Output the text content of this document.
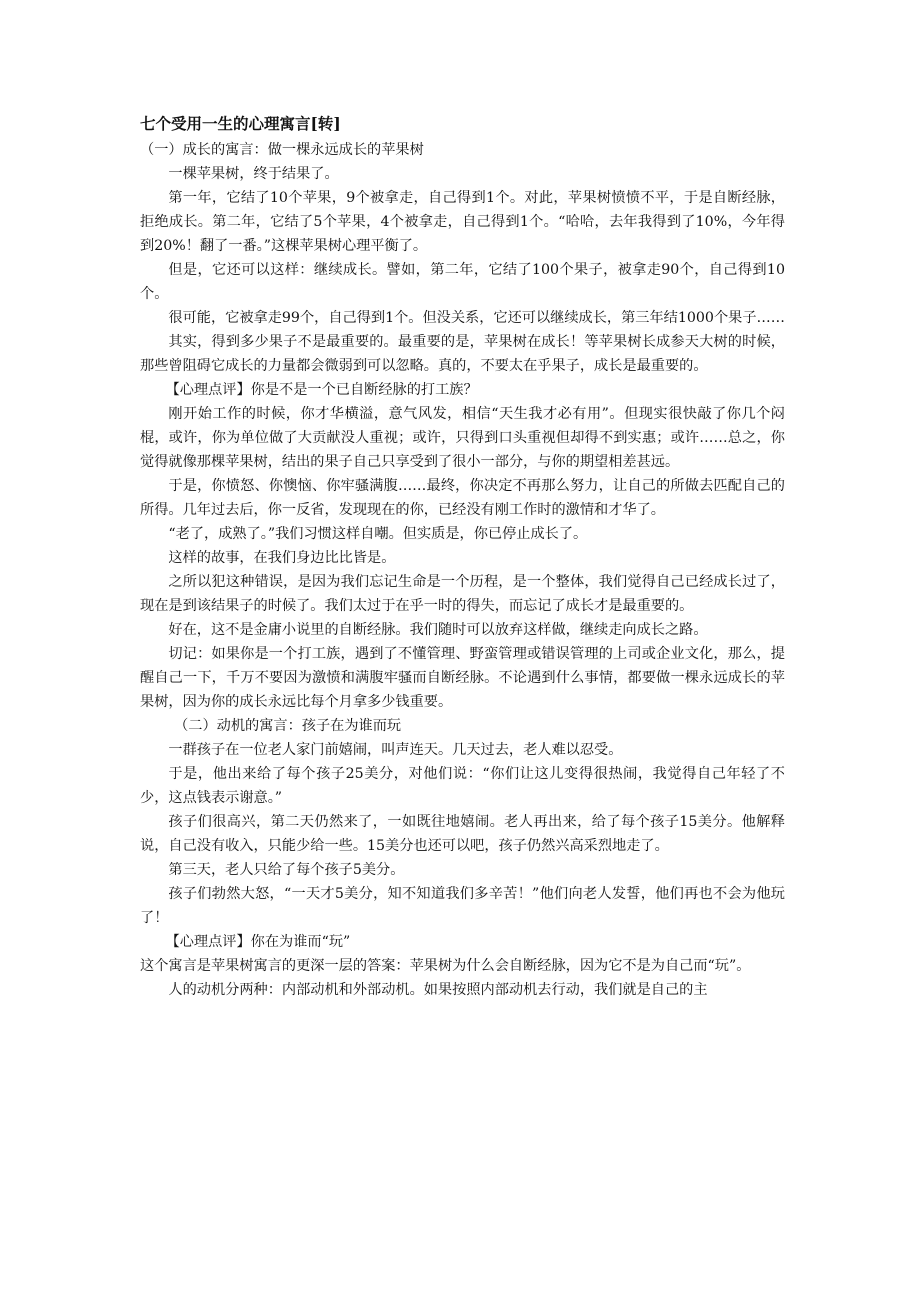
七个受用一生的心理寓言[转]

（一）成长的寓言：做一棵永远成长的苹果树

一棵苹果树，终于结果了。

第一年，它结了10个苹果，9个被拿走，自己得到1个。对此，苹果树愤愤不平，于是自断经脉，拒绝成长。第二年，它结了5个苹果，4个被拿走，自己得到1个。“哈哈，去年我得到了10%，今年得到20%！翻了一番。”这棵苹果树心理平衡了。

但是，它还可以这样：继续成长。譬如，第二年，它结了100个果子，被拿走90个，自己得到10个。

很可能，它被拿走99个，自己得到1个。但没关系，它还可以继续成长，第三年结1000个果子……

其实，得到多少果子不是最重要的。最重要的是，苹果树在成长！等苹果树长成参天大树的时候，那些曾阻碍它成长的力量都会微弱到可以忽略。真的，不要太在乎果子，成长是最重要的。

【心理点评】你是不是一个已自断经脉的打工族？

刚开始工作的时候，你才华横溢，意气风发，相信“天生我才必有用”。但现实很快敲了你几个闷棍，或许，你为单位做了大贡献没人重视；或许，只得到口头重视但却得不到实惠；或许……总之，你觉得就像那棵苹果树，结出的果子自己只享受到了很小一部分，与你的期望相差甚远。

于是，你愤怒、你懊恼、你牢骚满腹……最终，你决定不再那么努力，让自己的所做去匹配自己的所得。几年过去后，你一反省，发现现在的你，已经没有刚工作时的激情和才华了。

“老了，成熟了。”我们习惯这样自嘲。但实质是，你已停止成长了。

这样的故事，在我们身边比比皆是。

之所以犯这种错误，是因为我们忘记生命是一个历程，是一个整体，我们觉得自己已经成长过了，现在是到该结果子的时候了。我们太过于在乎一时的得失，而忘记了成长才是最重要的。

好在，这不是金庸小说里的自断经脉。我们随时可以放弃这样做，继续走向成长之路。

切记：如果你是一个打工族，遇到了不懂管理、野蛮管理或错误管理的上司或企业文化，那么，提醒自己一下，千万不要因为激愤和满腹牢骚而自断经脉。不论遇到什么事情，都要做一棵永远成长的苹果树，因为你的成长永远比每个月拿多少钱重要。

（二）动机的寓言：孩子在为谁而玩

一群孩子在一位老人家门前嬉闹，叫声连天。几天过去，老人难以忍受。

于是，他出来给了每个孩子25美分，对他们说：“你们让这儿变得很热闹，我觉得自己年轻了不少，这点钱表示谢意。”

孩子们很高兴，第二天仍然来了，一如既往地嬉闹。老人再出来，给了每个孩子15美分。他解释说，自己没有收入，只能少给一些。15美分也还可以吧，孩子仍然兴高采烈地走了。

第三天，老人只给了每个孩子5美分。

孩子们勃然大怒，“一天才5美分，知不知道我们多辛苦！”他们向老人发誓，他们再也不会为他玩了！

【心理点评】你在为谁而“玩”

这个寓言是苹果树寓言的更深一层的答案：苹果树为什么会自断经脉，因为它不是为自己而“玩”。

人的动机分两种：内部动机和外部动机。如果按照内部动机去行动，我们就是自己的主
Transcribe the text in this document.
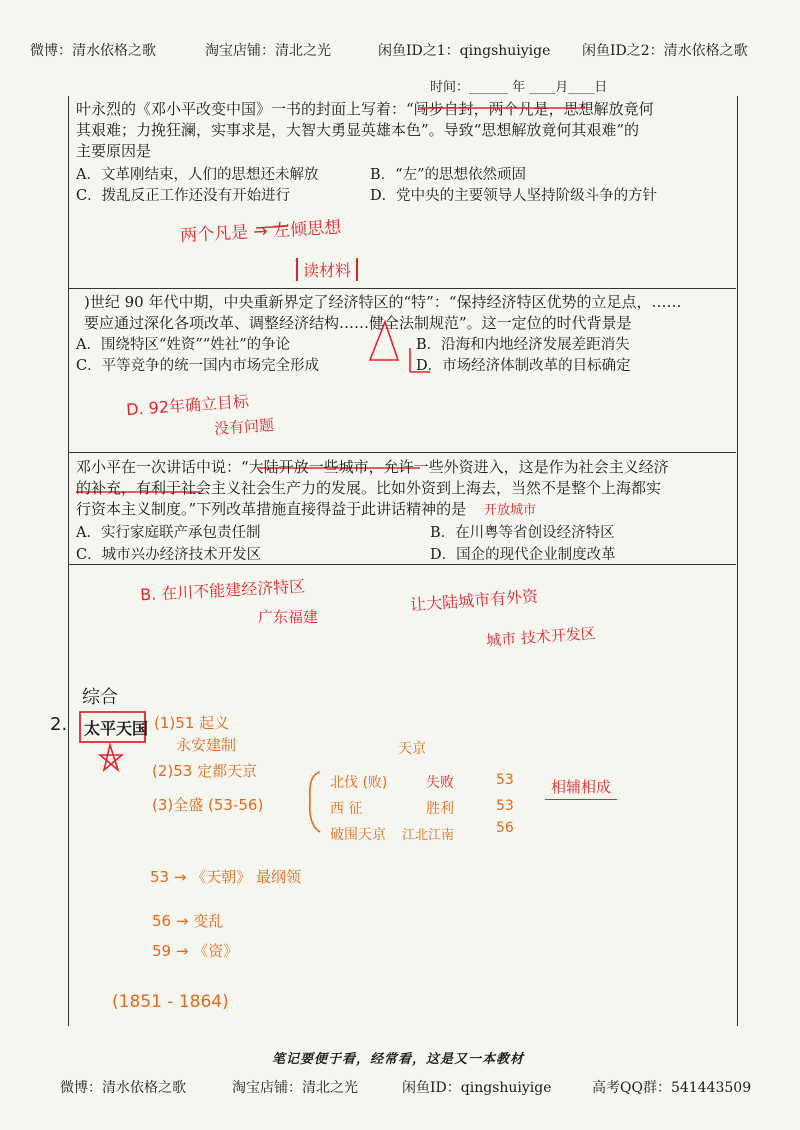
微博：清水依格之歌	淘宝店铺：清北之光	闲鱼ID之1：qingshuiyige 闲鱼ID之2：清水依格之歌
时间：______ 年 ____月____日
叶永烈的《邓小平改变中国》一书的封面上写着：“闯步自封，两个凡是，思想解放竟何
其艰难；力挽狂澜，实事求是，大智大勇显英雄本色”。导致“思想解放竟何其艰难”的
主要原因是
A．文革刚结束，人们的思想还未解放	B．“左”的思想依然顽固
C．拨乱反正工作还没有开始进行	D．党中央的主要领导人坚持阶级斗争的方针
两个凡是 → 左倾思想
读材料
)世纪 90 年代中期，中央重新界定了经济特区的“特”：“保持经济特区优势的立足点，……
要应通过深化各项改革、调整经济结构……健全法制规范”。这一定位的时代背景是
A．围绕特区“姓资”“姓社”的争论	B．沿海和内地经济发展差距消失
C．平等竞争的统一国内市场完全形成	D．市场经济体制改革的目标确定
D. 92年确立目标
没有问题
邓小平在一次讲话中说：“大陆开放一些城市，允许一些外资进入，这是作为社会主义经济
的补充，有利于社会主义社会生产力的发展。比如外资到上海去，当然不是整个上海都实
行资本主义制度。”下列改革措施直接得益于此讲话精神的是
A．实行家庭联产承包责任制	B．在川粤等省创设经济特区
C．城市兴办经济技术开发区	D．国企的现代企业制度改革
开放城市
B. 在川不能建经济特区
广东福建
让大陆城市有外资
城市 技术开发区
综合
2. 太平天国 (1)51 起义
永安建制
(2)53 定都天京
(3)全盛 (53-56)
天京
北伐 (败)	失败	53
西 征	胜利	53
破围天京 江北江南	56
相辅相成
53 → 《天朝》 最纲领
56 → 变乱
59 → 《资》
(1851 - 1864)
笔记要便于看，经常看，这是又一本教材
微博：清水依格之歌	淘宝店铺：清北之光	闲鱼ID：qingshuiyige	高考QQ群：541443509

▬▬▬

Exercise instructions –
Reproduce every line from the entries that holds the word "text".

Solution for this task –
Output the text content of this document.
Transcribe the text in this document.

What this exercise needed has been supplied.